● GIVEN INSTRUCTION 1
Count the lines of the records that contain the string "plot", treating uppercase and lowercase as different. Give only the number.

● EXTRACT
=======

# Raising frost line with retaining wall?



## gwoloshyn (Apr 2, 2010)

Hi everyone. I'm wondering if I have the option of raising my frost line underneath my footers by building a retaining wall and bringing up the soil a 6-12 inches. It seems like it wouldn't be a problem, but I'm no soil expert and I want to make sure I do this right. My bottom sill plate for the garage is resting on a sonatube, but this is 1 foot above grade, so I was thinking of building a retaining wall around the garage and out 3 or 4 feet, thus raising the frost line so I'm safe.


----------



## Nestor_Kelebay (Apr 2, 2010)

Gwoloshyn:

I think you're missing the point that heat will then also flow out through the retaining wall, so I don't know how well that game plan would work.  The ground only freezes down to the frost line in winter because of geothermal heat coming up from below.  But, if you look at you're retaining wall, there won't be any heat coming laterally from the side, so I expect the ground would freeze behind the retaining wall as well.  But, the basic premise is sound... if you raise the ground level, you theoretically should raise the frost line too.

I'm not entirely sure if this would be a better solution, but I believe it would be, and you can probably convince yourself of that by Googling the phrase:

"Frost Protected Shallow Foundations"

without (or even with) the quotes.

     In some places in the US they build houses and buildings on concrete foundations that only extend down a few feet into the ground.  That is, these buildings don't have a full basement, but only a concrete perimeter wall that's about 3 feet high on which the building is built.  In winter, the ground under these buildings can freeze, causing ice lenses in the soil, and that in turn can lift the building on one side or at one corner and cause the shallow concrete foundation lift on that side or corner, and that causes it to crack.

One way they've found to protect buildings with shallow foundations from frost heave is by literally INSULATING the ground around the building.  The result is that heat loss from the house keeps the ground immediately around the building from freezing, and that prevents any movement of the foundation.

=======

● GIVEN INSTRUCTION 2
Print the whole frost line thread above word for word.

=======

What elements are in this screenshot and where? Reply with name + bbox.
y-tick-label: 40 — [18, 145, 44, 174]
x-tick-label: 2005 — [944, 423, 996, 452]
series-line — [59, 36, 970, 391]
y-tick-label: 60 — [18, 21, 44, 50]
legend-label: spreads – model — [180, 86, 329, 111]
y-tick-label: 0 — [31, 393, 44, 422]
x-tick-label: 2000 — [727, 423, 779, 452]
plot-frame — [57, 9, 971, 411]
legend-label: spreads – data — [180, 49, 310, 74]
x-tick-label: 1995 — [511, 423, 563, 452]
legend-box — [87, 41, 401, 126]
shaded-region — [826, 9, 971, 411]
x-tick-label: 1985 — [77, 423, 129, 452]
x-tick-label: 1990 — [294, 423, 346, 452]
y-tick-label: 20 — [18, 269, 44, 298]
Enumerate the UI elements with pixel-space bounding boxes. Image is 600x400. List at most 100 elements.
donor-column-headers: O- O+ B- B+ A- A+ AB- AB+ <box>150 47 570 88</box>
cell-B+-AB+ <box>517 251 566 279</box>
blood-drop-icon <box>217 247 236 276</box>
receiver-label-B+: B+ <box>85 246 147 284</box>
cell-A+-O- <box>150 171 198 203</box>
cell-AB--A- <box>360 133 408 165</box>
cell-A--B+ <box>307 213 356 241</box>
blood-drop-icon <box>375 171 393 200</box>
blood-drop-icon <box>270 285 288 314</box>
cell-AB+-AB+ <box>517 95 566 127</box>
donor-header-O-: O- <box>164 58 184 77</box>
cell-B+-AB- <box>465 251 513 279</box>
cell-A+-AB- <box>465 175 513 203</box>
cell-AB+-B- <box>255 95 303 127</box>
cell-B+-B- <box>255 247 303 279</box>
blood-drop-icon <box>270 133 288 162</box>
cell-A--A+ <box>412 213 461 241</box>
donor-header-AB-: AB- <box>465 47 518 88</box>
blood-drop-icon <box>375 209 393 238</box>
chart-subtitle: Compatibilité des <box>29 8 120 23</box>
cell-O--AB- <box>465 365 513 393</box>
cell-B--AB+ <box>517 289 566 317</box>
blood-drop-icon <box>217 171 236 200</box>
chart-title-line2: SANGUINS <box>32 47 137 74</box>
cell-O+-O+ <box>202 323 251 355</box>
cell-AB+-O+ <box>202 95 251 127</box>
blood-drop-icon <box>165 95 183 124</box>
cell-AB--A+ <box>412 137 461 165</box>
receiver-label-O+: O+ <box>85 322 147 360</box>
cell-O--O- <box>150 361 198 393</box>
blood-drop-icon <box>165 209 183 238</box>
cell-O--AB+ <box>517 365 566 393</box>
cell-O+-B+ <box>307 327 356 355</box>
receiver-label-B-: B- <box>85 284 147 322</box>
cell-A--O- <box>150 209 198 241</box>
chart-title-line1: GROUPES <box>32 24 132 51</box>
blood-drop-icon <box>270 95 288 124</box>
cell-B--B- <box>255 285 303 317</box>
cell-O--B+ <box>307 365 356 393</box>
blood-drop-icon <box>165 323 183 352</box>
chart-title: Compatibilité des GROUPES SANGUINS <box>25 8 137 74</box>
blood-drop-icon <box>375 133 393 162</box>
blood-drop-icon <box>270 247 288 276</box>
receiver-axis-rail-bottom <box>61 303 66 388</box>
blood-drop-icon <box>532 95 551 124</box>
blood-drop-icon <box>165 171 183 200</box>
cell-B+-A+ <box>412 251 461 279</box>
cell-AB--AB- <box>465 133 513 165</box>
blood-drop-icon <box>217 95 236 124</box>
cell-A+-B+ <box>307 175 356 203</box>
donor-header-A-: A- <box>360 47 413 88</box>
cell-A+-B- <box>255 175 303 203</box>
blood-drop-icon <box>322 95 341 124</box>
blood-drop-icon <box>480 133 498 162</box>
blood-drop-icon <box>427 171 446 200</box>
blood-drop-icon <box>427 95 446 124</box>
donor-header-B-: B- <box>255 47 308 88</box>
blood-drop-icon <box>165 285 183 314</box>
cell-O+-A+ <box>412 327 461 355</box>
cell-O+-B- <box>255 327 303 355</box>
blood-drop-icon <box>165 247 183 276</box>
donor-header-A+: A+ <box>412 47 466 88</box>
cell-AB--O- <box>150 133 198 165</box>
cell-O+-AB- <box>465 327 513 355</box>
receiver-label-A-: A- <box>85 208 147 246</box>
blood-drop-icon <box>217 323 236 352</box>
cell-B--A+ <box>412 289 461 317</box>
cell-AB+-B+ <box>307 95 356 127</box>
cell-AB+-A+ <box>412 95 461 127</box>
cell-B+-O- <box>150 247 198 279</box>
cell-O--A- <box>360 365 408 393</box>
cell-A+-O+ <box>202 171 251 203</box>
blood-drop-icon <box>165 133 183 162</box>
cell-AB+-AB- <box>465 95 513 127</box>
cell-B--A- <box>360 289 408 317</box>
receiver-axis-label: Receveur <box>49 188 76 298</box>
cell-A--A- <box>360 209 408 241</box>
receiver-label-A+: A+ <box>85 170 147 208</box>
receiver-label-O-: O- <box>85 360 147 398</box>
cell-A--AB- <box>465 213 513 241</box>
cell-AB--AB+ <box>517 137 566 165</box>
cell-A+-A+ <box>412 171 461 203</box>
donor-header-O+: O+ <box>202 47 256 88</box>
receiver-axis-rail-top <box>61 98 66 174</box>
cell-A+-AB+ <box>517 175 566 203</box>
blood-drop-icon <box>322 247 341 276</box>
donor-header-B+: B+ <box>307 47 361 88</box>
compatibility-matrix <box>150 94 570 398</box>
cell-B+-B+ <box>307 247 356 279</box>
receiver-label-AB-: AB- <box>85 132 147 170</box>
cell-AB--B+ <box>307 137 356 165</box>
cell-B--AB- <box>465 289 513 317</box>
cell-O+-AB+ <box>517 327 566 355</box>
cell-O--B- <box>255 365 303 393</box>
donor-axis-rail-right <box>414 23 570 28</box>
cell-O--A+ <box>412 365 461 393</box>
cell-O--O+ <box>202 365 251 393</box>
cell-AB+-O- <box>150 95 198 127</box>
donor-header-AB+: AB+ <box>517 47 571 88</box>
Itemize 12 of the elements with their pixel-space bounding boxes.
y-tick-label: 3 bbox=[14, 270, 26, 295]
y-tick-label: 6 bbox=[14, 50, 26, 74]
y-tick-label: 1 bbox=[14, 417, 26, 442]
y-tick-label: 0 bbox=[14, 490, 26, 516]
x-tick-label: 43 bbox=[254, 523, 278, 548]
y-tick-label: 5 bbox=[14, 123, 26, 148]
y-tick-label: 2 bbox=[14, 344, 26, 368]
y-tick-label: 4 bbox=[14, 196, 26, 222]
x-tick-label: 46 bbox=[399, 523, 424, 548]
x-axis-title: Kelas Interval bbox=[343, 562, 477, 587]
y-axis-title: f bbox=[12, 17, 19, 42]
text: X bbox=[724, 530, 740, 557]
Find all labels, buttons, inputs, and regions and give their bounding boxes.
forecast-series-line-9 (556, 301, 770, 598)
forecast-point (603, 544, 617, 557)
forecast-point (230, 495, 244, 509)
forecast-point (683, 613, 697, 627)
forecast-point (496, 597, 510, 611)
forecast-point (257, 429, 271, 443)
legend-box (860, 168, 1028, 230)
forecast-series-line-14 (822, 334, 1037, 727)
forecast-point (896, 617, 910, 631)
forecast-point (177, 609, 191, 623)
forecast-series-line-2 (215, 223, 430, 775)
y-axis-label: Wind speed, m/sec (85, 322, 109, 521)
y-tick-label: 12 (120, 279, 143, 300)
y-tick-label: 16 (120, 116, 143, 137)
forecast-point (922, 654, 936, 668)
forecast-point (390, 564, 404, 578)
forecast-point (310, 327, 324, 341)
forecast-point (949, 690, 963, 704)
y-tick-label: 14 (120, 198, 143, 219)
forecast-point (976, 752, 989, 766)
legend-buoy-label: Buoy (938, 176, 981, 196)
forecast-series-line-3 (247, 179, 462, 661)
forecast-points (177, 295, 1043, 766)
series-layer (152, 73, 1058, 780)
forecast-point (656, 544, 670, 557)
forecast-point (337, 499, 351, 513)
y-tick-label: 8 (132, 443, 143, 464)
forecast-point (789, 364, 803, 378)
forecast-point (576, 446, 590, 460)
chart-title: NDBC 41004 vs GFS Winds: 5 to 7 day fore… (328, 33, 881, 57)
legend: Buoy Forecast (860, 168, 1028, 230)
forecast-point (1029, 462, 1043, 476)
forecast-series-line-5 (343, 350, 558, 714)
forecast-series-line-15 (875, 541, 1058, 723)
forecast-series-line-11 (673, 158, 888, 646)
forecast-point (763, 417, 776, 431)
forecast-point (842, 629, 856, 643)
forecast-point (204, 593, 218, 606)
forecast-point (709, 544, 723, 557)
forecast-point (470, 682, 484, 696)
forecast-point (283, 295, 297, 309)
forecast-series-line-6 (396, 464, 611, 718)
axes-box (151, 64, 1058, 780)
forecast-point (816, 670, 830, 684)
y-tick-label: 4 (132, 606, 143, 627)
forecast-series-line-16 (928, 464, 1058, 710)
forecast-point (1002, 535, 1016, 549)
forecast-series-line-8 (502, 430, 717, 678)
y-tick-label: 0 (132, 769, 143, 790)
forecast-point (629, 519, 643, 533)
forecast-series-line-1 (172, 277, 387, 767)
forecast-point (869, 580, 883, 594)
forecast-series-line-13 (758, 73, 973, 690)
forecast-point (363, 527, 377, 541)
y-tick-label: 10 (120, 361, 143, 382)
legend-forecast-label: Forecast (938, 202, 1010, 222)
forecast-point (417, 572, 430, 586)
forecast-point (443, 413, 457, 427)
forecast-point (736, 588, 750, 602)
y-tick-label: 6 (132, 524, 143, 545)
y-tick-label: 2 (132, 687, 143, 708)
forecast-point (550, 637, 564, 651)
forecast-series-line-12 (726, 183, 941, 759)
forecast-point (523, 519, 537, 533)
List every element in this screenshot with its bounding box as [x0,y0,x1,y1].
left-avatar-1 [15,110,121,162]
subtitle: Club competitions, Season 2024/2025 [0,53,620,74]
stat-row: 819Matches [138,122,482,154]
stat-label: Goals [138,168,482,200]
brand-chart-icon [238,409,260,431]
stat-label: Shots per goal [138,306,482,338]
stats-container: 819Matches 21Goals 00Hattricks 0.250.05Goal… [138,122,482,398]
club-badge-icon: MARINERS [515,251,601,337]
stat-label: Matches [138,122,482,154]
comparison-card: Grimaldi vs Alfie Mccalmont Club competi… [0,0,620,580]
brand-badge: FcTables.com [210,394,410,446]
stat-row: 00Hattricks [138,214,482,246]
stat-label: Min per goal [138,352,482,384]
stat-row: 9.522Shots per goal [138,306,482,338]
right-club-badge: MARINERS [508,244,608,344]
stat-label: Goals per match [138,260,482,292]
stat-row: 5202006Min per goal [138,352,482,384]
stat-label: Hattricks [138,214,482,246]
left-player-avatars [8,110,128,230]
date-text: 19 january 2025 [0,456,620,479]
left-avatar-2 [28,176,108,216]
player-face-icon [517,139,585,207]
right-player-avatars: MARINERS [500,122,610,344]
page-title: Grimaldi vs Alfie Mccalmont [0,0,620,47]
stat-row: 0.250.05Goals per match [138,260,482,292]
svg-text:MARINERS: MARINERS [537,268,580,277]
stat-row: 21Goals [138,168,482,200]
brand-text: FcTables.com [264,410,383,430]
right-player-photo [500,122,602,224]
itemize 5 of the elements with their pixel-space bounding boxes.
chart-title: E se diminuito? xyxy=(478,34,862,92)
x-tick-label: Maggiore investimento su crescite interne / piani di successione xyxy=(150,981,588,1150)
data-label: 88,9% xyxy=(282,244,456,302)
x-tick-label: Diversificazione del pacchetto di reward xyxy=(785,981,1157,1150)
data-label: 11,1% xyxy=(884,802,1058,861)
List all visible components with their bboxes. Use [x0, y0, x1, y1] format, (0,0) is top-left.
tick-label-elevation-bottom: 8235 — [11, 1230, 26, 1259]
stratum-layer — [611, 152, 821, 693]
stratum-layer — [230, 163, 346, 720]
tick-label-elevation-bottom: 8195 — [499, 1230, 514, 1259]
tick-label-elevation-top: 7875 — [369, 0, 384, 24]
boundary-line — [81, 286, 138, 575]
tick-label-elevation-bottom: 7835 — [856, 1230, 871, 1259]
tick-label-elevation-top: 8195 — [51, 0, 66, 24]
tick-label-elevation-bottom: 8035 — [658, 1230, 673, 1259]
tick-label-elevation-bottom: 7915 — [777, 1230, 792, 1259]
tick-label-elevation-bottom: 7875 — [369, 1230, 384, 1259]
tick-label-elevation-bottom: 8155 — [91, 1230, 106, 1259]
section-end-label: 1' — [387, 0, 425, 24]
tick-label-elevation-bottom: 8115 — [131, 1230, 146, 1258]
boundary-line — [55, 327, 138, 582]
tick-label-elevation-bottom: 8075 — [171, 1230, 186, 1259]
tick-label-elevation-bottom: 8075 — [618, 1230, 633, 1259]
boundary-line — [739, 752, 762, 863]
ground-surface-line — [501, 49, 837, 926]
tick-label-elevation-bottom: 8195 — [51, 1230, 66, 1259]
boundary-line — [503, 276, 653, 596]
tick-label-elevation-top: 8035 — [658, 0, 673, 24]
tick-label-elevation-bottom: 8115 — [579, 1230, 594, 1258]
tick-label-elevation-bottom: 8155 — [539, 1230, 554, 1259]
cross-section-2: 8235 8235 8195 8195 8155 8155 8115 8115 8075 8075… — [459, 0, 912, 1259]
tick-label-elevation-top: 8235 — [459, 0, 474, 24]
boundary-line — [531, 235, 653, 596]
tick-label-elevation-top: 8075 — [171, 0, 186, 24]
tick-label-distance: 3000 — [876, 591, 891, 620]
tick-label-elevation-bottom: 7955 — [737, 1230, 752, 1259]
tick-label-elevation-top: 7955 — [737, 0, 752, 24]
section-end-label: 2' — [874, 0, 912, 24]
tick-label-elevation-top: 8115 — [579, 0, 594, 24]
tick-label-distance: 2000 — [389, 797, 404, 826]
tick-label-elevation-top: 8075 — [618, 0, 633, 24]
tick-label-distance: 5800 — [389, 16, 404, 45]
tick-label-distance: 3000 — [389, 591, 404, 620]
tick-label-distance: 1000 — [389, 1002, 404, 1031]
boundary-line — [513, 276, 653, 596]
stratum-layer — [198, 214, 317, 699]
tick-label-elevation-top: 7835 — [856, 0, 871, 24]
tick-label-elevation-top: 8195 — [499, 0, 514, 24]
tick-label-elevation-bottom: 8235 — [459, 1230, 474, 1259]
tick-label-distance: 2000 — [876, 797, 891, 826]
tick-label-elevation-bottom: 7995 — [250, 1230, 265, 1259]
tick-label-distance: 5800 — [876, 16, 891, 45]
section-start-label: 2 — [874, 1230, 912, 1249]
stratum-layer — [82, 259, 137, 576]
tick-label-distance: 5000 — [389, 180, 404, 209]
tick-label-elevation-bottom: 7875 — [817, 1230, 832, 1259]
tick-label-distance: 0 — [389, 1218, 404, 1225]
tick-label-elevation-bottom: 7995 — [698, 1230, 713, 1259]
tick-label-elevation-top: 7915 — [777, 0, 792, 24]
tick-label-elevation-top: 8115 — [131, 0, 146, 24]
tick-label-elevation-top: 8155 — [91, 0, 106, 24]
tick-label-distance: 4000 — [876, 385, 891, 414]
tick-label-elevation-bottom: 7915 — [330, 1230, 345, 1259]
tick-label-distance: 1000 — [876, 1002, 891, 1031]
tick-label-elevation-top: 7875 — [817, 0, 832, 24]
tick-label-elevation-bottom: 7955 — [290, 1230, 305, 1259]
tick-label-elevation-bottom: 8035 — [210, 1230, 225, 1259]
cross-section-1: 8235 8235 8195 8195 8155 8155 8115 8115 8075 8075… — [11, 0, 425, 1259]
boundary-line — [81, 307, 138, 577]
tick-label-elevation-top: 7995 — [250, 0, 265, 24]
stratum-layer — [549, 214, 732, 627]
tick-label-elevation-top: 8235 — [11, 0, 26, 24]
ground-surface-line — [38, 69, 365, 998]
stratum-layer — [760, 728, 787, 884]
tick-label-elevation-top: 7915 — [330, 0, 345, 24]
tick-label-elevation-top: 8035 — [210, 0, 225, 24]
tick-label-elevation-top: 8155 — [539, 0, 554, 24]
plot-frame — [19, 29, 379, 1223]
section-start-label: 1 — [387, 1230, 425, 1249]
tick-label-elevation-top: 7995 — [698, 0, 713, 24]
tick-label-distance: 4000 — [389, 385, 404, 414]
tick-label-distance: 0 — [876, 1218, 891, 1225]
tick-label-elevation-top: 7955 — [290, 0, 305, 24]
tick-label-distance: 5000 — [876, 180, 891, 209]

=======

● WRITTEN SOLUTION 1
2

● WRITTEN SOLUTION 2
# Raising frost line with retaining wall?



## gwoloshyn (Apr 2, 2010)

Hi everyone. I'm wondering if I have the option of raising my frost line underneath my footers by building a retaining wall and bringing up the soil a 6-12 inches. It seems like it wouldn't be a problem, but I'm no soil expert and I want to make sure I do this right. My bottom sill plate for the garage is resting on a sonatube, but this is 1 foot above grade, so I was thinking of building a retaining wall around the garage and out 3 or 4 feet, thus raising the frost line so I'm safe.


----------



## Nestor_Kelebay (Apr 2, 2010)

Gwoloshyn:

I think you're missing the point that heat will then also flow out through the retaining wall, so I don't know how well that game plan would work.  The ground only freezes down to the frost line in winter because of geothermal heat coming up from below.  But, if you look at you're retaining wall, there won't be any heat coming laterally from the side, so I expect the ground would freeze behind the retaining wall as well.  But, the basic premise is sound... if you raise the ground level, you theoretically should raise the frost line too.

I'm not entirely sure if this would be a better solution, but I believe it would be, and you can probably convince yourself of that by Googling the phrase:

"Frost Protected Shallow Foundations"

without (or even with) the quotes.

     In some places in the US they build houses and buildings on concrete foundations that only extend down a few feet into the ground.  That is, these buildings don't have a full basement, but only a concrete perimeter wall that's about 3 feet high on which the building is built.  In winter, the ground under these buildings can freeze, causing ice lenses in the soil, and that in turn can lift the building on one side or at one corner and cause the shallow concrete foundation lift on that side or corner, and that causes it to crack.

One way they've found to protect buildings with shallow foundations from frost heave is by literally INSULATING the ground around the building.  The result is that heat loss from the house keeps the ground immediately around the building from freezing, and that prevents any movement of the foundation.